> Objective
The entries below should be output exactly as written.

> Stored rows
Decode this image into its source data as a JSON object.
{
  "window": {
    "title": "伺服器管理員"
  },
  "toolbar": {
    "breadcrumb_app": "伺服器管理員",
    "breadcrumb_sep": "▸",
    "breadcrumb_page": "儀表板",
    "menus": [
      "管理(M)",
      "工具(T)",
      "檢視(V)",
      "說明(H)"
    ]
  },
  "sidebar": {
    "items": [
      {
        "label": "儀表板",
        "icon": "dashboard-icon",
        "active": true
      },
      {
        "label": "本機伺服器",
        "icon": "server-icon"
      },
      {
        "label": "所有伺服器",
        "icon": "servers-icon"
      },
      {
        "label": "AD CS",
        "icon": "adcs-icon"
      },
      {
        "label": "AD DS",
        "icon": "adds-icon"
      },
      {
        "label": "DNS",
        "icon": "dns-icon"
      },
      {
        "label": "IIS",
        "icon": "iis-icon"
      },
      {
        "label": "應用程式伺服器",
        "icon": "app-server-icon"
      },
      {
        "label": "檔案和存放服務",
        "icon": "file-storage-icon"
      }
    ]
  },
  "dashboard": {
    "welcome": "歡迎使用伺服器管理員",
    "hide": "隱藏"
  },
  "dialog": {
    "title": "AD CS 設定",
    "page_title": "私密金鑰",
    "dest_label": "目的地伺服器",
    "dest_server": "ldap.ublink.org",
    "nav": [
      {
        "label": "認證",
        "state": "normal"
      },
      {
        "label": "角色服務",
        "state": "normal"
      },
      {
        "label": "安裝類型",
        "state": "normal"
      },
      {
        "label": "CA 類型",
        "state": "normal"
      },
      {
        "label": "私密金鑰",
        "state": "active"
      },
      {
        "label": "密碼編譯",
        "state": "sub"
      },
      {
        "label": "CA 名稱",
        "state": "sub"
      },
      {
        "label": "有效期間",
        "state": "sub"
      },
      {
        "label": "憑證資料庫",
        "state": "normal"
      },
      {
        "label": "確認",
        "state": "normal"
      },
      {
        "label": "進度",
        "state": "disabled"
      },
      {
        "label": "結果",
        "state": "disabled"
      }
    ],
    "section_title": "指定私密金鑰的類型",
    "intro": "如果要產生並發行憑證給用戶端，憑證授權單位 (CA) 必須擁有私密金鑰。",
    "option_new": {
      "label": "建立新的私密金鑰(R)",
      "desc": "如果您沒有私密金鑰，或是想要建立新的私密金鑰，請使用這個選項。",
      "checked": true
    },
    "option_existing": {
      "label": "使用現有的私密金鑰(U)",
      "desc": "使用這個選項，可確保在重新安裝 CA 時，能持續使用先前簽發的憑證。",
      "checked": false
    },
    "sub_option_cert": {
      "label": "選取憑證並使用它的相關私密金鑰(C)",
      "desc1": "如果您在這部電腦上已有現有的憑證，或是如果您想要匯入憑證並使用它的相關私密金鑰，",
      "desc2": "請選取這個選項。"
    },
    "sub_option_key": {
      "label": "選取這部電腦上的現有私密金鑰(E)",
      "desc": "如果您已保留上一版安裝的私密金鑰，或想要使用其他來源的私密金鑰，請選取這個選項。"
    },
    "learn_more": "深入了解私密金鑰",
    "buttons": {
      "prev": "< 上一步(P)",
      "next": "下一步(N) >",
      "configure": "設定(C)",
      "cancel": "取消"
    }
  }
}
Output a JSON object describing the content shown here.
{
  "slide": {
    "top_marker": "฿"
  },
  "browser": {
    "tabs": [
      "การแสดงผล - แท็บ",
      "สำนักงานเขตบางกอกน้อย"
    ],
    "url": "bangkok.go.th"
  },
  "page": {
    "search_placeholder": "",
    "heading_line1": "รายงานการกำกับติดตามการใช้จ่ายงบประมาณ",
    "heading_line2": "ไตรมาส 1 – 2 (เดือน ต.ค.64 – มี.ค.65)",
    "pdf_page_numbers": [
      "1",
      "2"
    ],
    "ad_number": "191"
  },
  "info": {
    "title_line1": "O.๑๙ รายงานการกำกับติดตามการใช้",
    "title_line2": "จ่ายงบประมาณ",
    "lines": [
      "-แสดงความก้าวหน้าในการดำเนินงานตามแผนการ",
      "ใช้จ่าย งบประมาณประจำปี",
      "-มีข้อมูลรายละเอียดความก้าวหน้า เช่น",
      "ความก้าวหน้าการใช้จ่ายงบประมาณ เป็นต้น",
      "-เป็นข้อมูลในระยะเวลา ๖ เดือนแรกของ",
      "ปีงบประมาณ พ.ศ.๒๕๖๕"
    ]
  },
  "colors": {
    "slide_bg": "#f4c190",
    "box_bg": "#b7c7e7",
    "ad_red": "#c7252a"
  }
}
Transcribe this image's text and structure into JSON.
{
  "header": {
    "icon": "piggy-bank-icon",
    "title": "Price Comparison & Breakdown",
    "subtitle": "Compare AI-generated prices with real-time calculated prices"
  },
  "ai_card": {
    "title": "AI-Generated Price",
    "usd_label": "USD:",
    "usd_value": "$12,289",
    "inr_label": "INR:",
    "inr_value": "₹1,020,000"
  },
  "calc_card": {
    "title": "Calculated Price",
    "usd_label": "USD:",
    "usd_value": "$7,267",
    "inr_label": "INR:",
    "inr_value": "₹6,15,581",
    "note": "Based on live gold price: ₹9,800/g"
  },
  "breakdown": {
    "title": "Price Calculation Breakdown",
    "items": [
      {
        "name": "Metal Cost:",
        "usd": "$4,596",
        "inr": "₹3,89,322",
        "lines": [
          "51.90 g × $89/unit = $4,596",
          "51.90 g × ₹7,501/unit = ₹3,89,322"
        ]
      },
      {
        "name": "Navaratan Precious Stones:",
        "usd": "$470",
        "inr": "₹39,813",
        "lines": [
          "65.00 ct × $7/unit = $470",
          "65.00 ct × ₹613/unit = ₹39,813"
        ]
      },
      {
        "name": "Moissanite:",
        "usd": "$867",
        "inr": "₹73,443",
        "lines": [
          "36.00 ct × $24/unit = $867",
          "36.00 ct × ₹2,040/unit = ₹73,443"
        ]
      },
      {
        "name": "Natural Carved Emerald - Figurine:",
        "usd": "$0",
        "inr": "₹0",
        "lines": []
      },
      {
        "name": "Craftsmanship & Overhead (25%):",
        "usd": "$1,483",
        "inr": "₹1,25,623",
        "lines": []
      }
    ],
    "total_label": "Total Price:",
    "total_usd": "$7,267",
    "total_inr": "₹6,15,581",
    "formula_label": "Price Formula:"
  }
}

> Answer for the task
Decode this image into its source data as a JSON object.
{
  "window": {
    "title": "伺服器管理員"
  },
  "toolbar": {
    "breadcrumb_app": "伺服器管理員",
    "breadcrumb_sep": "▸",
    "breadcrumb_page": "儀表板",
    "menus": [
      "管理(M)",
      "工具(T)",
      "檢視(V)",
      "說明(H)"
    ]
  },
  "sidebar": {
    "items": [
      {
        "label": "儀表板",
        "icon": "dashboard-icon",
        "active": true
      },
      {
        "label": "本機伺服器",
        "icon": "server-icon"
      },
      {
        "label": "所有伺服器",
        "icon": "servers-icon"
      },
      {
        "label": "AD CS",
        "icon": "adcs-icon"
      },
      {
        "label": "AD DS",
        "icon": "adds-icon"
      },
      {
        "label": "DNS",
        "icon": "dns-icon"
      },
      {
        "label": "IIS",
        "icon": "iis-icon"
      },
      {
        "label": "應用程式伺服器",
        "icon": "app-server-icon"
      },
      {
        "label": "檔案和存放服務",
        "icon": "file-storage-icon"
      }
    ]
  },
  "dashboard": {
    "welcome": "歡迎使用伺服器管理員",
    "hide": "隱藏"
  },
  "dialog": {
    "title": "AD CS 設定",
    "page_title": "私密金鑰",
    "dest_label": "目的地伺服器",
    "dest_server": "ldap.ublink.org",
    "nav": [
      {
        "label": "認證",
        "state": "normal"
      },
      {
        "label": "角色服務",
        "state": "normal"
      },
      {
        "label": "安裝類型",
        "state": "normal"
      },
      {
        "label": "CA 類型",
        "state": "normal"
      },
      {
        "label": "私密金鑰",
        "state": "active"
      },
      {
        "label": "密碼編譯",
        "state": "sub"
      },
      {
        "label": "CA 名稱",
        "state": "sub"
      },
      {
        "label": "有效期間",
        "state": "sub"
      },
      {
        "label": "憑證資料庫",
        "state": "normal"
      },
      {
        "label": "確認",
        "state": "normal"
      },
      {
        "label": "進度",
        "state": "disabled"
      },
      {
        "label": "結果",
        "state": "disabled"
      }
    ],
    "section_title": "指定私密金鑰的類型",
    "intro": "如果要產生並發行憑證給用戶端，憑證授權單位 (CA) 必須擁有私密金鑰。",
    "option_new": {
      "label": "建立新的私密金鑰(R)",
      "desc": "如果您沒有私密金鑰，或是想要建立新的私密金鑰，請使用這個選項。",
      "checked": true
    },
    "option_existing": {
      "label": "使用現有的私密金鑰(U)",
      "desc": "使用這個選項，可確保在重新安裝 CA 時，能持續使用先前簽發的憑證。",
      "checked": false
    },
    "sub_option_cert": {
      "label": "選取憑證並使用它的相關私密金鑰(C)",
      "desc1": "如果您在這部電腦上已有現有的憑證，或是如果您想要匯入憑證並使用它的相關私密金鑰，",
      "desc2": "請選取這個選項。"
    },
    "sub_option_key": {
      "label": "選取這部電腦上的現有私密金鑰(E)",
      "desc": "如果您已保留上一版安裝的私密金鑰，或想要使用其他來源的私密金鑰，請選取這個選項。"
    },
    "learn_more": "深入了解私密金鑰",
    "buttons": {
      "prev": "< 上一步(P)",
      "next": "下一步(N) >",
      "configure": "設定(C)",
      "cancel": "取消"
    }
  }
}
Output a JSON object describing the content shown here.
{
  "slide": {
    "top_marker": "฿"
  },
  "browser": {
    "tabs": [
      "การแสดงผล - แท็บ",
      "สำนักงานเขตบางกอกน้อย"
    ],
    "url": "bangkok.go.th"
  },
  "page": {
    "search_placeholder": "",
    "heading_line1": "รายงานการกำกับติดตามการใช้จ่ายงบประมาณ",
    "heading_line2": "ไตรมาส 1 – 2 (เดือน ต.ค.64 – มี.ค.65)",
    "pdf_page_numbers": [
      "1",
      "2"
    ],
    "ad_number": "191"
  },
  "info": {
    "title_line1": "O.๑๙ รายงานการกำกับติดตามการใช้",
    "title_line2": "จ่ายงบประมาณ",
    "lines": [
      "-แสดงความก้าวหน้าในการดำเนินงานตามแผนการ",
      "ใช้จ่าย งบประมาณประจำปี",
      "-มีข้อมูลรายละเอียดความก้าวหน้า เช่น",
      "ความก้าวหน้าการใช้จ่ายงบประมาณ เป็นต้น",
      "-เป็นข้อมูลในระยะเวลา ๖ เดือนแรกของ",
      "ปีงบประมาณ พ.ศ.๒๕๖๕"
    ]
  },
  "colors": {
    "slide_bg": "#f4c190",
    "box_bg": "#b7c7e7",
    "ad_red": "#c7252a"
  }
}
Transcribe this image's text and structure into JSON.
{
  "header": {
    "icon": "piggy-bank-icon",
    "title": "Price Comparison & Breakdown",
    "subtitle": "Compare AI-generated prices with real-time calculated prices"
  },
  "ai_card": {
    "title": "AI-Generated Price",
    "usd_label": "USD:",
    "usd_value": "$12,289",
    "inr_label": "INR:",
    "inr_value": "₹1,020,000"
  },
  "calc_card": {
    "title": "Calculated Price",
    "usd_label": "USD:",
    "usd_value": "$7,267",
    "inr_label": "INR:",
    "inr_value": "₹6,15,581",
    "note": "Based on live gold price: ₹9,800/g"
  },
  "breakdown": {
    "title": "Price Calculation Breakdown",
    "items": [
      {
        "name": "Metal Cost:",
        "usd": "$4,596",
        "inr": "₹3,89,322",
        "lines": [
          "51.90 g × $89/unit = $4,596",
          "51.90 g × ₹7,501/unit = ₹3,89,322"
        ]
      },
      {
        "name": "Navaratan Precious Stones:",
        "usd": "$470",
        "inr": "₹39,813",
        "lines": [
          "65.00 ct × $7/unit = $470",
          "65.00 ct × ₹613/unit = ₹39,813"
        ]
      },
      {
        "name": "Moissanite:",
        "usd": "$867",
        "inr": "₹73,443",
        "lines": [
          "36.00 ct × $24/unit = $867",
          "36.00 ct × ₹2,040/unit = ₹73,443"
        ]
      },
      {
        "name": "Natural Carved Emerald - Figurine:",
        "usd": "$0",
        "inr": "₹0",
        "lines": []
      },
      {
        "name": "Craftsmanship & Overhead (25%):",
        "usd": "$1,483",
        "inr": "₹1,25,623",
        "lines": []
      }
    ],
    "total_label": "Total Price:",
    "total_usd": "$7,267",
    "total_inr": "₹6,15,581",
    "formula_label": "Price Formula:"
  }
}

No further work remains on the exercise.